═══ Given data
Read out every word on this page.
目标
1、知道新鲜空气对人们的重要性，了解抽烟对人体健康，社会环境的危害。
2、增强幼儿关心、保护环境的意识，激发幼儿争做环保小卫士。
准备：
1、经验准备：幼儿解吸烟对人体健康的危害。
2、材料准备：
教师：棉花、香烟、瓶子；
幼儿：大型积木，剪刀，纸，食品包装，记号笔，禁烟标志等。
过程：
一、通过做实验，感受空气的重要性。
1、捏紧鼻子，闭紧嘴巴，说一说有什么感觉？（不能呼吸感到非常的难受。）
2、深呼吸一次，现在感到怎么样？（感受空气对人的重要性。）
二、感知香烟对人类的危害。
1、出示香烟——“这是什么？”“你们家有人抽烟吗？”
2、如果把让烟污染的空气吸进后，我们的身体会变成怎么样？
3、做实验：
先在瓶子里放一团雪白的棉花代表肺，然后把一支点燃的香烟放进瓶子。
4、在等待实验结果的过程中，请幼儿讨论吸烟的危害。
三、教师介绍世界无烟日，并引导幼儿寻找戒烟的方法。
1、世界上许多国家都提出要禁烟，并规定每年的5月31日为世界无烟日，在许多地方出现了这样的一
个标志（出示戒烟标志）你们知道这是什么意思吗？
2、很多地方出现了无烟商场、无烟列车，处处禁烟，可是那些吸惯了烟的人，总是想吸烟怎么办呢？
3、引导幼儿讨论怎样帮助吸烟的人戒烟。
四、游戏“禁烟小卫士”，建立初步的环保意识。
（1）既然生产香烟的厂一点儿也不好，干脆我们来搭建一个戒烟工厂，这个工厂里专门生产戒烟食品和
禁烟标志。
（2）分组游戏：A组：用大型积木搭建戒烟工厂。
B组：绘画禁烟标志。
══════
═══ Given data
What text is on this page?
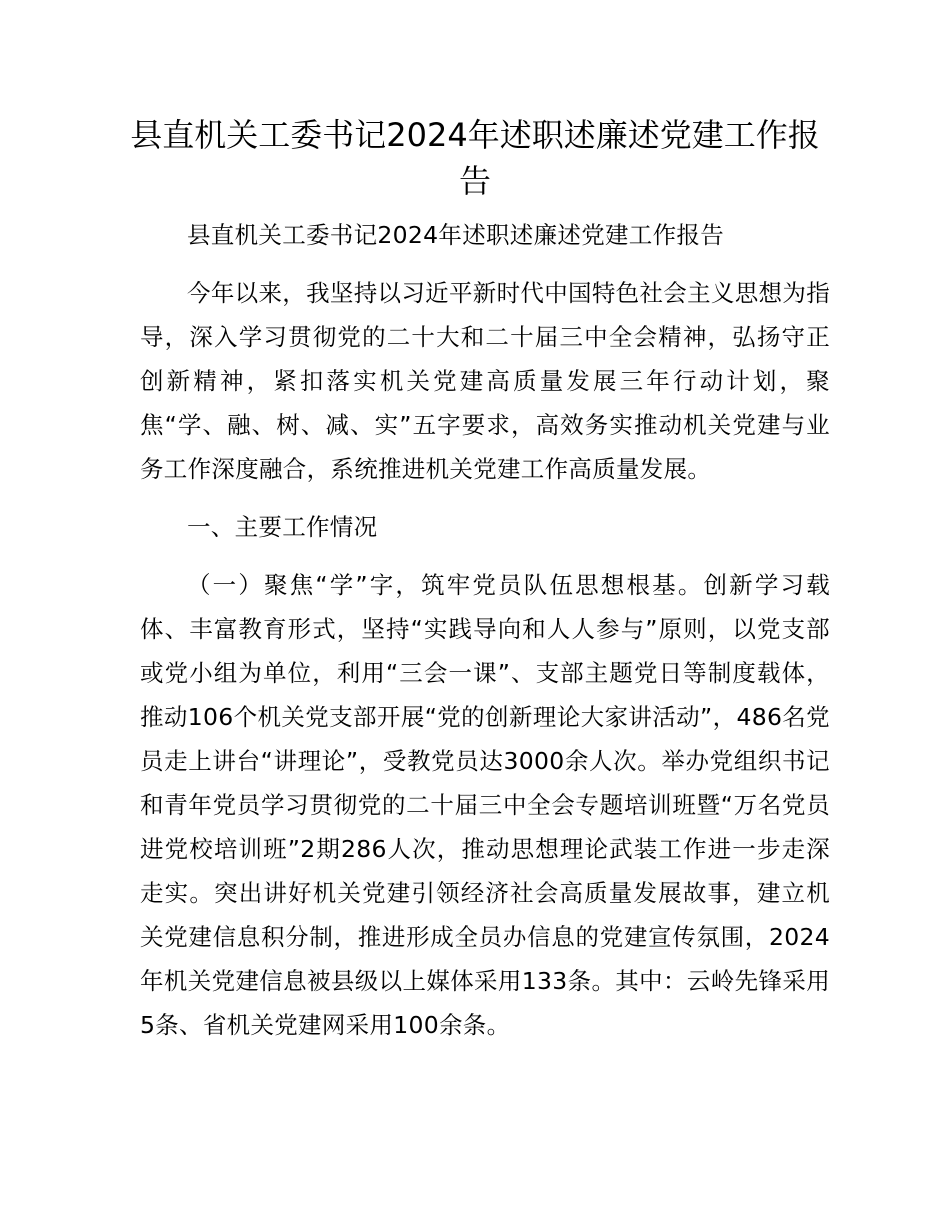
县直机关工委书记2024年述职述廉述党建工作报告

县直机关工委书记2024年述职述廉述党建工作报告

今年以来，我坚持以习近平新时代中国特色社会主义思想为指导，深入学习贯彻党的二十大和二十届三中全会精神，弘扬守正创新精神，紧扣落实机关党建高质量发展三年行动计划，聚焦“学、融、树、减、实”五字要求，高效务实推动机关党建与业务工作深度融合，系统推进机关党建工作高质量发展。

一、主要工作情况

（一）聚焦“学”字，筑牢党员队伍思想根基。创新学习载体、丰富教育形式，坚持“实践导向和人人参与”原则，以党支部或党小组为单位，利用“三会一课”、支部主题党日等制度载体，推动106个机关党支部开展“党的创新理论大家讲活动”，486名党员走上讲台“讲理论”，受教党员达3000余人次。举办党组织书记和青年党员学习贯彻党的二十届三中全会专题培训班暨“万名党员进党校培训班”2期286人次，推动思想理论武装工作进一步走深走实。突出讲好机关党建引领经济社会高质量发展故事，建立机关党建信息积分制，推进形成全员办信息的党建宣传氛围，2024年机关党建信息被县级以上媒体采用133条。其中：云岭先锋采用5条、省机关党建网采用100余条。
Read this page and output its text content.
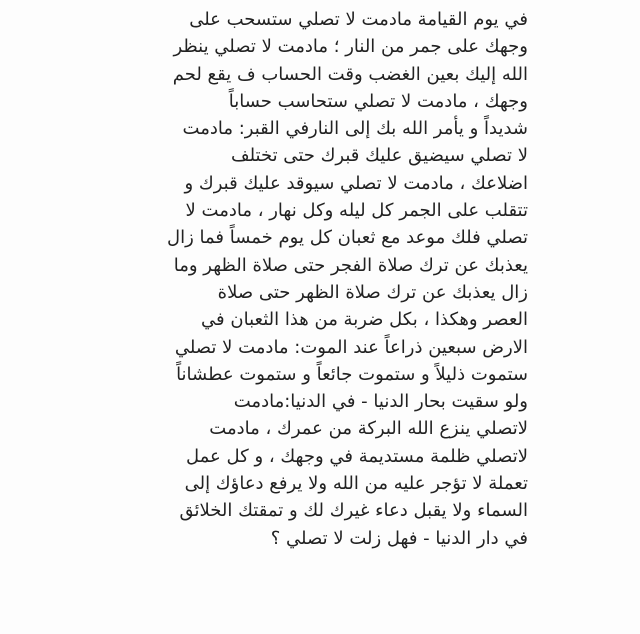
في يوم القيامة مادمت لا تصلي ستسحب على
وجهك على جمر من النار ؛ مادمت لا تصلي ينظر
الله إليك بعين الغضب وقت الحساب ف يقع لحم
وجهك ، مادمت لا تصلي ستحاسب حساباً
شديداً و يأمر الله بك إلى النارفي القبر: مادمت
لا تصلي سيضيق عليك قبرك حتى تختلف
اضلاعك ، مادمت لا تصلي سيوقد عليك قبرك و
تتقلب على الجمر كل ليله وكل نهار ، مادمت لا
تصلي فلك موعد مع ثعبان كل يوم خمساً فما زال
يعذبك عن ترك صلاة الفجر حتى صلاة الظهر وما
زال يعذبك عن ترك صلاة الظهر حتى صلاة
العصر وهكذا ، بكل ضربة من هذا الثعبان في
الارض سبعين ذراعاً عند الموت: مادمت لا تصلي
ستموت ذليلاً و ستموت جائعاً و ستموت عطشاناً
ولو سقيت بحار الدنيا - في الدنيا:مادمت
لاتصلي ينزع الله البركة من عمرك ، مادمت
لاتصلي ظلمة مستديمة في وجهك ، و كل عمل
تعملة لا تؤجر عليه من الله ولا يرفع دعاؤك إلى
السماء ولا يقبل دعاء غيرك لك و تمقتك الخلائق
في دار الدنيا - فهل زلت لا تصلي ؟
══════
#### Problem description:
Extract all lines of the records above that include "الله".

#### Finished exercise:
الله إليك بعين الغضب وقت الحساب ف يقع لحم
شديداً و يأمر الله بك إلى النارفي القبر: مادمت
لاتصلي ينزع الله البركة من عمرك ، مادمت
تعملة لا تؤجر عليه من الله ولا يرفع دعاؤك إلى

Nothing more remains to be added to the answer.